**What to produce**
Reproduce each record below exactly as written.

**Supplied data**
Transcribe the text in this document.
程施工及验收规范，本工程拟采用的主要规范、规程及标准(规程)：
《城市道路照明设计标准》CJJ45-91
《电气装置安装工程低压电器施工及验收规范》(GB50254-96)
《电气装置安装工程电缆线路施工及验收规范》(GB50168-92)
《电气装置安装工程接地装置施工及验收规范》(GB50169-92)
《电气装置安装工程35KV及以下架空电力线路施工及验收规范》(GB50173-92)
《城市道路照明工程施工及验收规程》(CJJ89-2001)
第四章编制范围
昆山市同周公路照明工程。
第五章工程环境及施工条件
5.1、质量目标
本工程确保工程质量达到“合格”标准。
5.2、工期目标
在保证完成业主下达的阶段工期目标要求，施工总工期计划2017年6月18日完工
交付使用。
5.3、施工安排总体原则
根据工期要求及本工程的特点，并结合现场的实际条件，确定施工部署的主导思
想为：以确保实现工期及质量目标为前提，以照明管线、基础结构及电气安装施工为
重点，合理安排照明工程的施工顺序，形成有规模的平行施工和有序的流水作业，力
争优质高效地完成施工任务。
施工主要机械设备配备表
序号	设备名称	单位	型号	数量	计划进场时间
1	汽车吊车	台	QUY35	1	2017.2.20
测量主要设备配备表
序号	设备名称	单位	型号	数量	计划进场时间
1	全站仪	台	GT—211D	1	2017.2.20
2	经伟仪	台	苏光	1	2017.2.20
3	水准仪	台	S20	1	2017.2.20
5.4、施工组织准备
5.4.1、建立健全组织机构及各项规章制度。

**Output of the task**
Transcribe the text in this document.
程施工及验收规范，本工程拟采用的主要规范、规程及标准(规程)：
《城市道路照明设计标准》CJJ45-91
《电气装置安装工程低压电器施工及验收规范》(GB50254-96)
《电气装置安装工程电缆线路施工及验收规范》(GB50168-92)
《电气装置安装工程接地装置施工及验收规范》(GB50169-92)
《电气装置安装工程35KV及以下架空电力线路施工及验收规范》(GB50173-92)
《城市道路照明工程施工及验收规程》(CJJ89-2001)
第四章编制范围
昆山市同周公路照明工程。
第五章工程环境及施工条件
5.1、质量目标
本工程确保工程质量达到“合格”标准。
5.2、工期目标
在保证完成业主下达的阶段工期目标要求，施工总工期计划2017年6月18日完工
交付使用。
5.3、施工安排总体原则
根据工期要求及本工程的特点，并结合现场的实际条件，确定施工部署的主导思
想为：以确保实现工期及质量目标为前提，以照明管线、基础结构及电气安装施工为
重点，合理安排照明工程的施工顺序，形成有规模的平行施工和有序的流水作业，力
争优质高效地完成施工任务。
施工主要机械设备配备表
序号	设备名称	单位	型号	数量	计划进场时间
1	汽车吊车	台	QUY35	1	2017.2.20
测量主要设备配备表
序号	设备名称	单位	型号	数量	计划进场时间
1	全站仪	台	GT—211D	1	2017.2.20
2	经伟仪	台	苏光	1	2017.2.20
3	水准仪	台	S20	1	2017.2.20
5.4、施工组织准备
5.4.1、建立健全组织机构及各项规章制度。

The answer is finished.